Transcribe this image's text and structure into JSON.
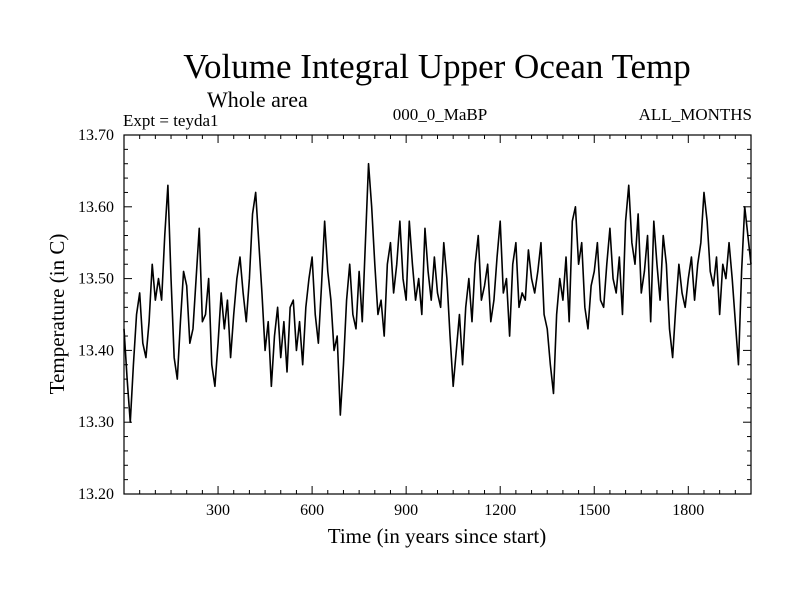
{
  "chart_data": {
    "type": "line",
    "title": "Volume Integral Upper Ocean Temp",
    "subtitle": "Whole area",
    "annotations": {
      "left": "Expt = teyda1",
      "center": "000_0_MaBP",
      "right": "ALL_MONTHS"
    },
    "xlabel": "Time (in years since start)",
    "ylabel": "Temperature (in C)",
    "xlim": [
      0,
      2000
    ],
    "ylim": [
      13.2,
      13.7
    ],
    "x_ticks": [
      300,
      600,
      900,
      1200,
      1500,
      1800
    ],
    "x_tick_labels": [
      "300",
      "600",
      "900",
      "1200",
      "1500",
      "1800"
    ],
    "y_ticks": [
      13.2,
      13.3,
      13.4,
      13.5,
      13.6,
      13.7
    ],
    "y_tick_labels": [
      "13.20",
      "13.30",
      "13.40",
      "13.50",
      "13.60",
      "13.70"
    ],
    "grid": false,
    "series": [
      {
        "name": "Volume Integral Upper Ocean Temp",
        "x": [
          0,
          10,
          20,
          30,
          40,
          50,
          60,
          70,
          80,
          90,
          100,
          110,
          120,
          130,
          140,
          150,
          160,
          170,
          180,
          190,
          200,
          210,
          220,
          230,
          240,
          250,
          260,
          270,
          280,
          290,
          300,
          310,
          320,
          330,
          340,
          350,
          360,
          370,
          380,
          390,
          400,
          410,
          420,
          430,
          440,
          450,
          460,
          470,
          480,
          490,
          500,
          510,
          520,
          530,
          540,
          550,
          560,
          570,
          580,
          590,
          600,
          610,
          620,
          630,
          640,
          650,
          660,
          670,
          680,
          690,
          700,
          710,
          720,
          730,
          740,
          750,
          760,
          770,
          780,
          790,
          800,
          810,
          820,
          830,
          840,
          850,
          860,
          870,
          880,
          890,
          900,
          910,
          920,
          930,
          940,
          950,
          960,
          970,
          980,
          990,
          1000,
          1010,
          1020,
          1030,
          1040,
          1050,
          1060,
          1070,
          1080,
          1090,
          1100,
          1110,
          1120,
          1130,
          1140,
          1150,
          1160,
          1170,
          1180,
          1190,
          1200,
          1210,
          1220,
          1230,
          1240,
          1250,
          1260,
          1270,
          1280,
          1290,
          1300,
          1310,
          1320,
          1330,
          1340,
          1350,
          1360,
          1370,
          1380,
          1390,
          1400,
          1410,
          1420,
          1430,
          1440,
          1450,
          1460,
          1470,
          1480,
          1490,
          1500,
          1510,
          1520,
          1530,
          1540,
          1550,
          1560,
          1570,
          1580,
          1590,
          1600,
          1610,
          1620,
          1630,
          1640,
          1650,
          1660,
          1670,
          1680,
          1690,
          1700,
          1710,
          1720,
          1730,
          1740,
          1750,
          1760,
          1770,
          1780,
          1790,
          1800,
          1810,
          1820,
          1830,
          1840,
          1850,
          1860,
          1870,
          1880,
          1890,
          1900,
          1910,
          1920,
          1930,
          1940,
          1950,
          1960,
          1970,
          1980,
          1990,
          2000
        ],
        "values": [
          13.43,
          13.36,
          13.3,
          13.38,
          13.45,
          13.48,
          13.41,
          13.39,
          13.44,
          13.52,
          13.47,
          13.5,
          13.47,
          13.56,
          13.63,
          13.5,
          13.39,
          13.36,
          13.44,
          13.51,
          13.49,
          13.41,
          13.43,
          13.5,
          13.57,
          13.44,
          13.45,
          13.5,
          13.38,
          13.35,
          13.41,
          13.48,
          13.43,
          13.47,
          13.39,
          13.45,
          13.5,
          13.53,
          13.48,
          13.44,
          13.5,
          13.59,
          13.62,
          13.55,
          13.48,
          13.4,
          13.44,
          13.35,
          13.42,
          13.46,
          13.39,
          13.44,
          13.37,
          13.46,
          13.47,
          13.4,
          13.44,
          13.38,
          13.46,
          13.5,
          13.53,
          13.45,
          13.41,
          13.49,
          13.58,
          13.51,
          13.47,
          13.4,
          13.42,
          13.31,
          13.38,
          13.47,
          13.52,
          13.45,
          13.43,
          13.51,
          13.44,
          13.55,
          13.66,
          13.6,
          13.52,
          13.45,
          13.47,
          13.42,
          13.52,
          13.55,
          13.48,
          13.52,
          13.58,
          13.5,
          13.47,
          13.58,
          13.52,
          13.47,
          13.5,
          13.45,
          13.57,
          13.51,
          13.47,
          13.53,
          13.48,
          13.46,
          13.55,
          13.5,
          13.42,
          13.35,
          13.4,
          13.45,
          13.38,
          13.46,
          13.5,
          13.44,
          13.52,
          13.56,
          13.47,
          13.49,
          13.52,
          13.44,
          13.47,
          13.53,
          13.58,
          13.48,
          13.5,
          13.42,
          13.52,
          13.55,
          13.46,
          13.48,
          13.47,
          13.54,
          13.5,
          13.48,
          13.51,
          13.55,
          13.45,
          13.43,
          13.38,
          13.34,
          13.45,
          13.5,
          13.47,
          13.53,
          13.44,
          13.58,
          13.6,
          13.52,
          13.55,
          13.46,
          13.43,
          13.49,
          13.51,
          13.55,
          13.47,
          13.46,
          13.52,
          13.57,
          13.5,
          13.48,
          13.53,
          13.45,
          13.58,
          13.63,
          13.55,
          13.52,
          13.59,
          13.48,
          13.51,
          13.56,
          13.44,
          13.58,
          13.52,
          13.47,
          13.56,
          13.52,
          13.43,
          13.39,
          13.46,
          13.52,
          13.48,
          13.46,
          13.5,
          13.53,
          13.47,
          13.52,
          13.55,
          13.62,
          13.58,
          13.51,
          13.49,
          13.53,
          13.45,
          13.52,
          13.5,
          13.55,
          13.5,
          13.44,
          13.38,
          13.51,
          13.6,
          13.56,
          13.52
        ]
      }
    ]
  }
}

= = = =

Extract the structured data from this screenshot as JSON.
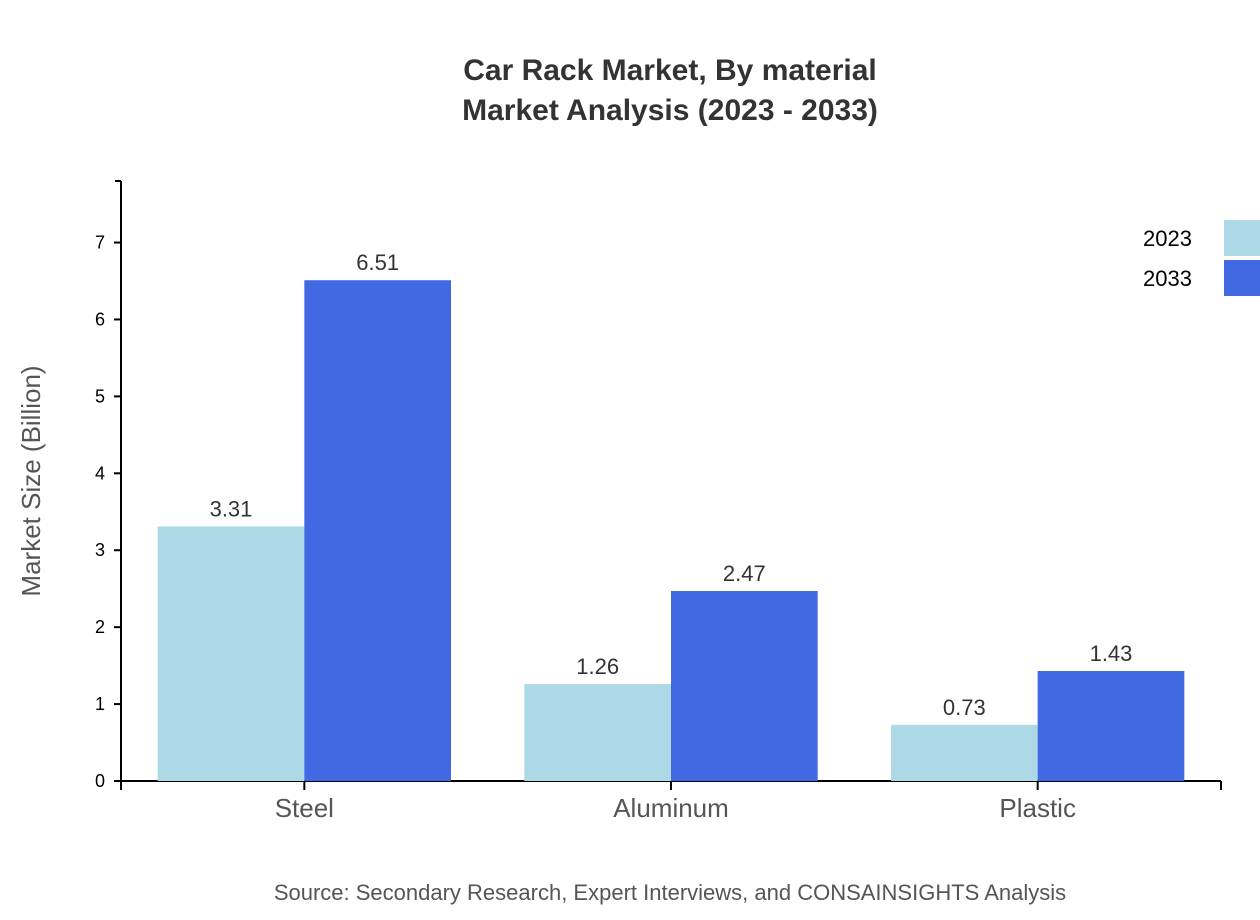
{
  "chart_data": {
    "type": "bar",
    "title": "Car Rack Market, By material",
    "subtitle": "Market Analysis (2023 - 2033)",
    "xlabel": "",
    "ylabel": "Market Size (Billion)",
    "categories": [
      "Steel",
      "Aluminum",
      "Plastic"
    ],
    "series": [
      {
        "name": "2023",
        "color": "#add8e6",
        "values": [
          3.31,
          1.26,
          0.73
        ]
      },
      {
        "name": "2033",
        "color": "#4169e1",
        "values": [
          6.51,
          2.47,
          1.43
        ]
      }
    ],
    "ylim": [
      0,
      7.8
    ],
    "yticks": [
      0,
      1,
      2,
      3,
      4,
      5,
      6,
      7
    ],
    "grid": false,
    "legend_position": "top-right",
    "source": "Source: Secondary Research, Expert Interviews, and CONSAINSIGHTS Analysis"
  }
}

= = = =

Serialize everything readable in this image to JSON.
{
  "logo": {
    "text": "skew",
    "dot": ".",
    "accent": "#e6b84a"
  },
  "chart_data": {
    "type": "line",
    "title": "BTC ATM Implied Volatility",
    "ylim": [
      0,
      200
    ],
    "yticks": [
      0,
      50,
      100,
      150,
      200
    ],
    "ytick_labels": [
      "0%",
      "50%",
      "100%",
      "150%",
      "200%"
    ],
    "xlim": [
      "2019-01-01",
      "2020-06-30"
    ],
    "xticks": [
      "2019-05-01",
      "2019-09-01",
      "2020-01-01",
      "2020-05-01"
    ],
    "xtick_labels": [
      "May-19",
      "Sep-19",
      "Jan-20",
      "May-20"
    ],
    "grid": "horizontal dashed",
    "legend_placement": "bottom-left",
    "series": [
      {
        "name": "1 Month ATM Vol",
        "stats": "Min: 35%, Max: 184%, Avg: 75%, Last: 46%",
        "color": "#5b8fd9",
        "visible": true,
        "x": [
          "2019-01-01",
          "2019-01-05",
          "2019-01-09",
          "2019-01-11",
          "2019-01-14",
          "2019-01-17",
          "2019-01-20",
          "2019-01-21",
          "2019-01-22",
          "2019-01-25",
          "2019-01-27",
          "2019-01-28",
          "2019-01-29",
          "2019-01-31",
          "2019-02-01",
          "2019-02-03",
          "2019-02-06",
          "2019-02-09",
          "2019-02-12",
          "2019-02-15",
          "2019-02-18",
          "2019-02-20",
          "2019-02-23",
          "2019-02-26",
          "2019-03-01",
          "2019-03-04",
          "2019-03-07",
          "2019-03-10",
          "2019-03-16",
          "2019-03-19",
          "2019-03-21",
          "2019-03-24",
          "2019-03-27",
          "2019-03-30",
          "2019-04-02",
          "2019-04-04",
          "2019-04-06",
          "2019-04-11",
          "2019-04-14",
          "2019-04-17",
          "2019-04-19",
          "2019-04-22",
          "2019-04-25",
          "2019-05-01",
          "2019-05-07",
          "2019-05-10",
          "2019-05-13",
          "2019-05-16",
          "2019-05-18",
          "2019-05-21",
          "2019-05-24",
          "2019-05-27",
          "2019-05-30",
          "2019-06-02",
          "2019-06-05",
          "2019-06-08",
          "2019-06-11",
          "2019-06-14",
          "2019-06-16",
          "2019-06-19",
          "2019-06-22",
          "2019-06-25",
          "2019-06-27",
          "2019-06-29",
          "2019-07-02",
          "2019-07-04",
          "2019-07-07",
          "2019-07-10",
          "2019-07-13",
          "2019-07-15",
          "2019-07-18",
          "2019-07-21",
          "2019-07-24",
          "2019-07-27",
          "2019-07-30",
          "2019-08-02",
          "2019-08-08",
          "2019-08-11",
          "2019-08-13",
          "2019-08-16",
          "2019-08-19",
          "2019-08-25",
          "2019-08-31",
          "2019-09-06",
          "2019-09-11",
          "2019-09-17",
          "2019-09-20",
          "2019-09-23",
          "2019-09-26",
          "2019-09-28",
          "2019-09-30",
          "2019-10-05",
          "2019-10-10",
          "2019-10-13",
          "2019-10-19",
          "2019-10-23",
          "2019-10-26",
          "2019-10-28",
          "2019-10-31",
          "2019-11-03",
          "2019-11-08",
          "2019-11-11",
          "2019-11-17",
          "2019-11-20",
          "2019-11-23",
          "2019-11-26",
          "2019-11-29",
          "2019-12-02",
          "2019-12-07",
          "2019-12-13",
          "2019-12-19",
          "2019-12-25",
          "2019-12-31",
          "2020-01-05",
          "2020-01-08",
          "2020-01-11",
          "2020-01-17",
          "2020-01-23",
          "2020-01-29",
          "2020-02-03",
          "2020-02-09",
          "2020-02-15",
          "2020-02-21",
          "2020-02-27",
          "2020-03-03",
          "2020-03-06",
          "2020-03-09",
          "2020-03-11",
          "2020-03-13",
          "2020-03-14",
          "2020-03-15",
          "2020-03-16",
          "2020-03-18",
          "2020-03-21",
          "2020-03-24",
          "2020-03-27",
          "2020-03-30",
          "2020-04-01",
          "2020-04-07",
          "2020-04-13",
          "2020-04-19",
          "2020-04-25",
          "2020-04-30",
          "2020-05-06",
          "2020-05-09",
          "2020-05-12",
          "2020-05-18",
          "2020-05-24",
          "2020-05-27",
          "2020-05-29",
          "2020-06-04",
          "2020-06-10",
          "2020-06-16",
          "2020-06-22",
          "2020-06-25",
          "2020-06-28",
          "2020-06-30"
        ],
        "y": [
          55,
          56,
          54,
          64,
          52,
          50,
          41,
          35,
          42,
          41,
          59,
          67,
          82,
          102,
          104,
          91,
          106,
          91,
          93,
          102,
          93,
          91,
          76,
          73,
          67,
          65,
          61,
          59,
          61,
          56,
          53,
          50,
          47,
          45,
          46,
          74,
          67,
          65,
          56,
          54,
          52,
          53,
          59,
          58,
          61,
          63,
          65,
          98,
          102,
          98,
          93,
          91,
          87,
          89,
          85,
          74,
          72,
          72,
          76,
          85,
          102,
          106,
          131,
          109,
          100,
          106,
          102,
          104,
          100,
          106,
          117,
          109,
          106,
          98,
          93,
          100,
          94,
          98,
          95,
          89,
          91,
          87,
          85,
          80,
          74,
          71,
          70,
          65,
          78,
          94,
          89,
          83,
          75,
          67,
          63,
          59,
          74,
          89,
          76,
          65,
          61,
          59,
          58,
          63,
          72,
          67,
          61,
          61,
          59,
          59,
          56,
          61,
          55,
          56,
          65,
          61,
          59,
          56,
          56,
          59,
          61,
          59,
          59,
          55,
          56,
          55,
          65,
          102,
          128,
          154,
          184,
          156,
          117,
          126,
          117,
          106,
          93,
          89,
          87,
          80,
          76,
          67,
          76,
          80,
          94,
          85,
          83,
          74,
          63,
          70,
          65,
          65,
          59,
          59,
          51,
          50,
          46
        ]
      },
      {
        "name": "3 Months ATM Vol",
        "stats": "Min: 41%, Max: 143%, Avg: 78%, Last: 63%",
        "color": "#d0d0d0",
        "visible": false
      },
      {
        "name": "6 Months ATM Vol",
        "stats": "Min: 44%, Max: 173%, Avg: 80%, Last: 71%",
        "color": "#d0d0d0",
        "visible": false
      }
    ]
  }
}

= = = =

WHAT YOU NEED TO DO: Show, from the material above, each line that includes the string "text".

EXERCISE ANSWER:
Transcribe this image's text and structure into JSON.
    "text": "skew",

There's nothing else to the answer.